= WHAT IS BEING ASKED =
Write out the whole of the material exactly.

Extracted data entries
-=-=-

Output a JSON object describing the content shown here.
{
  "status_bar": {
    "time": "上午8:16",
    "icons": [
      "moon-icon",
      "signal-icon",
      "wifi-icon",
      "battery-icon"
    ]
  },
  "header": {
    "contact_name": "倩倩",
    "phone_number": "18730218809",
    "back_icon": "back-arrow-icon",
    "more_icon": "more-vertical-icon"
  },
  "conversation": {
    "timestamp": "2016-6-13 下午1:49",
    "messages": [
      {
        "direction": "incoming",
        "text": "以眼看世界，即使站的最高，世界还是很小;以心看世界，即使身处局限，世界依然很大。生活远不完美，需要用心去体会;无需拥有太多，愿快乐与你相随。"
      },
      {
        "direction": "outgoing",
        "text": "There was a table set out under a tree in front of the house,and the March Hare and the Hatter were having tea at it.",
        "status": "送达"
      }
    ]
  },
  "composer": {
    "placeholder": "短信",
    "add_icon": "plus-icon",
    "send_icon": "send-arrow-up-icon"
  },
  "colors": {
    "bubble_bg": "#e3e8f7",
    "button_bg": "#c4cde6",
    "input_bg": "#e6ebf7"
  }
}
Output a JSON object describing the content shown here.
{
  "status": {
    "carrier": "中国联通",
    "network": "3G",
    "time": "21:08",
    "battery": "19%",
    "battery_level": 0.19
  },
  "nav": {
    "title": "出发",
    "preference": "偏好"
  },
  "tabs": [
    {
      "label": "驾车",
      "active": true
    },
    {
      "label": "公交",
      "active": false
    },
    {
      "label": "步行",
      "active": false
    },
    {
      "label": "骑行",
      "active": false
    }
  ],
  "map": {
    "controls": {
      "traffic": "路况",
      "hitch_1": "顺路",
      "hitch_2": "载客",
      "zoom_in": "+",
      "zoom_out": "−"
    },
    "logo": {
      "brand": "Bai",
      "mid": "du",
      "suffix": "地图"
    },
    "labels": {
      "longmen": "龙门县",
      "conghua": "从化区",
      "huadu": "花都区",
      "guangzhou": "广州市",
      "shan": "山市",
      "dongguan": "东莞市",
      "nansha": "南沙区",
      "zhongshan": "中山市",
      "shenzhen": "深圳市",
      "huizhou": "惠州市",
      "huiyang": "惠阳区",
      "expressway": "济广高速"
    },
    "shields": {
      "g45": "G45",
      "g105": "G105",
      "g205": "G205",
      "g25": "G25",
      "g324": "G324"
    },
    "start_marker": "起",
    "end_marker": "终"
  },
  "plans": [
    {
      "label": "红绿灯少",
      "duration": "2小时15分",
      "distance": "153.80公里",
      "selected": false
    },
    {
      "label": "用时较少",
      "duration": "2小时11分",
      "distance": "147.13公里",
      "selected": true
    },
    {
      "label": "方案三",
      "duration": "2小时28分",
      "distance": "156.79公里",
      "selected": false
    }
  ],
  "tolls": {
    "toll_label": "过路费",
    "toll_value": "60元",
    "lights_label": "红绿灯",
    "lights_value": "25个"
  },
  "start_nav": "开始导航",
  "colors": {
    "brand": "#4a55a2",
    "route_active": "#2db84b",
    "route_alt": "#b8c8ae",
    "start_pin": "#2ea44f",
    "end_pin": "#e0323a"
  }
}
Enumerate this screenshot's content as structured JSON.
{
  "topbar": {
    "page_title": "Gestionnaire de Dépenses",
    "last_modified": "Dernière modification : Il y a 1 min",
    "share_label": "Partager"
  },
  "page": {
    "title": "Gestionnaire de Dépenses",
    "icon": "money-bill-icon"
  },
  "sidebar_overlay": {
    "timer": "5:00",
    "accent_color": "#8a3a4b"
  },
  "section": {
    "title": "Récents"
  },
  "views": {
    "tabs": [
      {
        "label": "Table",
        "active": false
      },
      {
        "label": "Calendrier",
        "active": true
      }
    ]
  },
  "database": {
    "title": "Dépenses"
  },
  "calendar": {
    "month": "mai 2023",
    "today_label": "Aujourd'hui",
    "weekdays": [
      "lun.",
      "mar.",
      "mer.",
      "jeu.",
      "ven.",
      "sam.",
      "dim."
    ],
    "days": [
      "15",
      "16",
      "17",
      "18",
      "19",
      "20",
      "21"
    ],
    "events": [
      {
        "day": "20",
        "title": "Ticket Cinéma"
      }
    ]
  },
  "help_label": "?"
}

-=-=-

= THE RESULT =
Output a JSON object describing the content shown here.
{
  "status_bar": {
    "time": "上午8:16",
    "icons": [
      "moon-icon",
      "signal-icon",
      "wifi-icon",
      "battery-icon"
    ]
  },
  "header": {
    "contact_name": "倩倩",
    "phone_number": "18730218809",
    "back_icon": "back-arrow-icon",
    "more_icon": "more-vertical-icon"
  },
  "conversation": {
    "timestamp": "2016-6-13 下午1:49",
    "messages": [
      {
        "direction": "incoming",
        "text": "以眼看世界，即使站的最高，世界还是很小;以心看世界，即使身处局限，世界依然很大。生活远不完美，需要用心去体会;无需拥有太多，愿快乐与你相随。"
      },
      {
        "direction": "outgoing",
        "text": "There was a table set out under a tree in front of the house,and the March Hare and the Hatter were having tea at it.",
        "status": "送达"
      }
    ]
  },
  "composer": {
    "placeholder": "短信",
    "add_icon": "plus-icon",
    "send_icon": "send-arrow-up-icon"
  },
  "colors": {
    "bubble_bg": "#e3e8f7",
    "button_bg": "#c4cde6",
    "input_bg": "#e6ebf7"
  }
}
Output a JSON object describing the content shown here.
{
  "status": {
    "carrier": "中国联通",
    "network": "3G",
    "time": "21:08",
    "battery": "19%",
    "battery_level": 0.19
  },
  "nav": {
    "title": "出发",
    "preference": "偏好"
  },
  "tabs": [
    {
      "label": "驾车",
      "active": true
    },
    {
      "label": "公交",
      "active": false
    },
    {
      "label": "步行",
      "active": false
    },
    {
      "label": "骑行",
      "active": false
    }
  ],
  "map": {
    "controls": {
      "traffic": "路况",
      "hitch_1": "顺路",
      "hitch_2": "载客",
      "zoom_in": "+",
      "zoom_out": "−"
    },
    "logo": {
      "brand": "Bai",
      "mid": "du",
      "suffix": "地图"
    },
    "labels": {
      "longmen": "龙门县",
      "conghua": "从化区",
      "huadu": "花都区",
      "guangzhou": "广州市",
      "shan": "山市",
      "dongguan": "东莞市",
      "nansha": "南沙区",
      "zhongshan": "中山市",
      "shenzhen": "深圳市",
      "huizhou": "惠州市",
      "huiyang": "惠阳区",
      "expressway": "济广高速"
    },
    "shields": {
      "g45": "G45",
      "g105": "G105",
      "g205": "G205",
      "g25": "G25",
      "g324": "G324"
    },
    "start_marker": "起",
    "end_marker": "终"
  },
  "plans": [
    {
      "label": "红绿灯少",
      "duration": "2小时15分",
      "distance": "153.80公里",
      "selected": false
    },
    {
      "label": "用时较少",
      "duration": "2小时11分",
      "distance": "147.13公里",
      "selected": true
    },
    {
      "label": "方案三",
      "duration": "2小时28分",
      "distance": "156.79公里",
      "selected": false
    }
  ],
  "tolls": {
    "toll_label": "过路费",
    "toll_value": "60元",
    "lights_label": "红绿灯",
    "lights_value": "25个"
  },
  "start_nav": "开始导航",
  "colors": {
    "brand": "#4a55a2",
    "route_active": "#2db84b",
    "route_alt": "#b8c8ae",
    "start_pin": "#2ea44f",
    "end_pin": "#e0323a"
  }
}
Enumerate this screenshot's content as structured JSON.
{
  "topbar": {
    "page_title": "Gestionnaire de Dépenses",
    "last_modified": "Dernière modification : Il y a 1 min",
    "share_label": "Partager"
  },
  "page": {
    "title": "Gestionnaire de Dépenses",
    "icon": "money-bill-icon"
  },
  "sidebar_overlay": {
    "timer": "5:00",
    "accent_color": "#8a3a4b"
  },
  "section": {
    "title": "Récents"
  },
  "views": {
    "tabs": [
      {
        "label": "Table",
        "active": false
      },
      {
        "label": "Calendrier",
        "active": true
      }
    ]
  },
  "database": {
    "title": "Dépenses"
  },
  "calendar": {
    "month": "mai 2023",
    "today_label": "Aujourd'hui",
    "weekdays": [
      "lun.",
      "mar.",
      "mer.",
      "jeu.",
      "ven.",
      "sam.",
      "dim."
    ],
    "days": [
      "15",
      "16",
      "17",
      "18",
      "19",
      "20",
      "21"
    ],
    "events": [
      {
        "day": "20",
        "title": "Ticket Cinéma"
      }
    ]
  },
  "help_label": "?"
}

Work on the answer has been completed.